DIRECTIVE: What follows is a set of records; repeat all of them exactly.

Figure data in JSON
════════════════════

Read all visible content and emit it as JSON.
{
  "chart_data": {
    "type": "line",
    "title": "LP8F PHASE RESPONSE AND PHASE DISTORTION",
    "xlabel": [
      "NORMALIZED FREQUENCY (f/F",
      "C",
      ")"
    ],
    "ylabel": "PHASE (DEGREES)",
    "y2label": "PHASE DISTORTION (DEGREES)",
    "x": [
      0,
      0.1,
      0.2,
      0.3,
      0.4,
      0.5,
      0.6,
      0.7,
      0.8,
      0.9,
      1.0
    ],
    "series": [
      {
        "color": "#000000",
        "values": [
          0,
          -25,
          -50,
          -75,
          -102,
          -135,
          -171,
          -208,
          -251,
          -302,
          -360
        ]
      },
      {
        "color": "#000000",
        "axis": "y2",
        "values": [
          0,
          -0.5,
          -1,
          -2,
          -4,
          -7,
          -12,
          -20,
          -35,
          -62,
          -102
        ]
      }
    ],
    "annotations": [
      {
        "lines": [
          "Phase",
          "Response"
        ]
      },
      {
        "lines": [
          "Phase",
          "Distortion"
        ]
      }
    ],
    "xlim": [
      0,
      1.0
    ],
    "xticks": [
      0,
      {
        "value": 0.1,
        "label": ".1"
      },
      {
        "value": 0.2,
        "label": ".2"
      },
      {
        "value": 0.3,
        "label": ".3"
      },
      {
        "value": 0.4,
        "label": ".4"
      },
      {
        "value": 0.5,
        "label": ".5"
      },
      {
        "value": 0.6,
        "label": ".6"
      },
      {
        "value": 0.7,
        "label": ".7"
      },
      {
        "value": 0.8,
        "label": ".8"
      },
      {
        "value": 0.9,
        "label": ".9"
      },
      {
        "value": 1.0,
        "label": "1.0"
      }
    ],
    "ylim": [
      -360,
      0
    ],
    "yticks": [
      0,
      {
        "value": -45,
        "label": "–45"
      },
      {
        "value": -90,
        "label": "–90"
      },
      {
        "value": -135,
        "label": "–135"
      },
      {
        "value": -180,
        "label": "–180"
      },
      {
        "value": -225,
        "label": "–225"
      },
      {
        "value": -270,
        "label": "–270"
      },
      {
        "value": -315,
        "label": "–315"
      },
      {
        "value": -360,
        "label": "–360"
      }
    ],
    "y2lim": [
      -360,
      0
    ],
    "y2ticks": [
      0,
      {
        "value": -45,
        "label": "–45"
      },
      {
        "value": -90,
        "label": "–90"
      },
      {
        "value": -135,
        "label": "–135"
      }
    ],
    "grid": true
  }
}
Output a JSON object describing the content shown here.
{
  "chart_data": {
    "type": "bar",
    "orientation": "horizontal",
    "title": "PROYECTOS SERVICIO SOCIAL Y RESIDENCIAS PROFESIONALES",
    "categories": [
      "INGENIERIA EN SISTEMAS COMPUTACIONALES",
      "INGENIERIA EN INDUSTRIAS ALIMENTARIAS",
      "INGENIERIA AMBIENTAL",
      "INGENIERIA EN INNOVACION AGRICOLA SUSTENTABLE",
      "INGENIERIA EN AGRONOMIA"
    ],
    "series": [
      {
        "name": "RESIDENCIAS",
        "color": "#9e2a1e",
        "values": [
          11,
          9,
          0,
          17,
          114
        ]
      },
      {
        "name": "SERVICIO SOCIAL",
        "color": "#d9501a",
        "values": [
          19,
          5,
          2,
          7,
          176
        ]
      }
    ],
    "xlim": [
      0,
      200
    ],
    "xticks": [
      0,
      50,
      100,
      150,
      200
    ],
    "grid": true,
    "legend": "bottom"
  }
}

════════════════════

PROBLEM SOLUTION:
Read all visible content and emit it as JSON.
{
  "chart_data": {
    "type": "line",
    "title": "LP8F PHASE RESPONSE AND PHASE DISTORTION",
    "xlabel": [
      "NORMALIZED FREQUENCY (f/F",
      "C",
      ")"
    ],
    "ylabel": "PHASE (DEGREES)",
    "y2label": "PHASE DISTORTION (DEGREES)",
    "x": [
      0,
      0.1,
      0.2,
      0.3,
      0.4,
      0.5,
      0.6,
      0.7,
      0.8,
      0.9,
      1.0
    ],
    "series": [
      {
        "color": "#000000",
        "values": [
          0,
          -25,
          -50,
          -75,
          -102,
          -135,
          -171,
          -208,
          -251,
          -302,
          -360
        ]
      },
      {
        "color": "#000000",
        "axis": "y2",
        "values": [
          0,
          -0.5,
          -1,
          -2,
          -4,
          -7,
          -12,
          -20,
          -35,
          -62,
          -102
        ]
      }
    ],
    "annotations": [
      {
        "lines": [
          "Phase",
          "Response"
        ]
      },
      {
        "lines": [
          "Phase",
          "Distortion"
        ]
      }
    ],
    "xlim": [
      0,
      1.0
    ],
    "xticks": [
      0,
      {
        "value": 0.1,
        "label": ".1"
      },
      {
        "value": 0.2,
        "label": ".2"
      },
      {
        "value": 0.3,
        "label": ".3"
      },
      {
        "value": 0.4,
        "label": ".4"
      },
      {
        "value": 0.5,
        "label": ".5"
      },
      {
        "value": 0.6,
        "label": ".6"
      },
      {
        "value": 0.7,
        "label": ".7"
      },
      {
        "value": 0.8,
        "label": ".8"
      },
      {
        "value": 0.9,
        "label": ".9"
      },
      {
        "value": 1.0,
        "label": "1.0"
      }
    ],
    "ylim": [
      -360,
      0
    ],
    "yticks": [
      0,
      {
        "value": -45,
        "label": "–45"
      },
      {
        "value": -90,
        "label": "–90"
      },
      {
        "value": -135,
        "label": "–135"
      },
      {
        "value": -180,
        "label": "–180"
      },
      {
        "value": -225,
        "label": "–225"
      },
      {
        "value": -270,
        "label": "–270"
      },
      {
        "value": -315,
        "label": "–315"
      },
      {
        "value": -360,
        "label": "–360"
      }
    ],
    "y2lim": [
      -360,
      0
    ],
    "y2ticks": [
      0,
      {
        "value": -45,
        "label": "–45"
      },
      {
        "value": -90,
        "label": "–90"
      },
      {
        "value": -135,
        "label": "–135"
      }
    ],
    "grid": true
  }
}
Output a JSON object describing the content shown here.
{
  "chart_data": {
    "type": "bar",
    "orientation": "horizontal",
    "title": "PROYECTOS SERVICIO SOCIAL Y RESIDENCIAS PROFESIONALES",
    "categories": [
      "INGENIERIA EN SISTEMAS COMPUTACIONALES",
      "INGENIERIA EN INDUSTRIAS ALIMENTARIAS",
      "INGENIERIA AMBIENTAL",
      "INGENIERIA EN INNOVACION AGRICOLA SUSTENTABLE",
      "INGENIERIA EN AGRONOMIA"
    ],
    "series": [
      {
        "name": "RESIDENCIAS",
        "color": "#9e2a1e",
        "values": [
          11,
          9,
          0,
          17,
          114
        ]
      },
      {
        "name": "SERVICIO SOCIAL",
        "color": "#d9501a",
        "values": [
          19,
          5,
          2,
          7,
          176
        ]
      }
    ],
    "xlim": [
      0,
      200
    ],
    "xticks": [
      0,
      50,
      100,
      150,
      200
    ],
    "grid": true,
    "legend": "bottom"
  }
}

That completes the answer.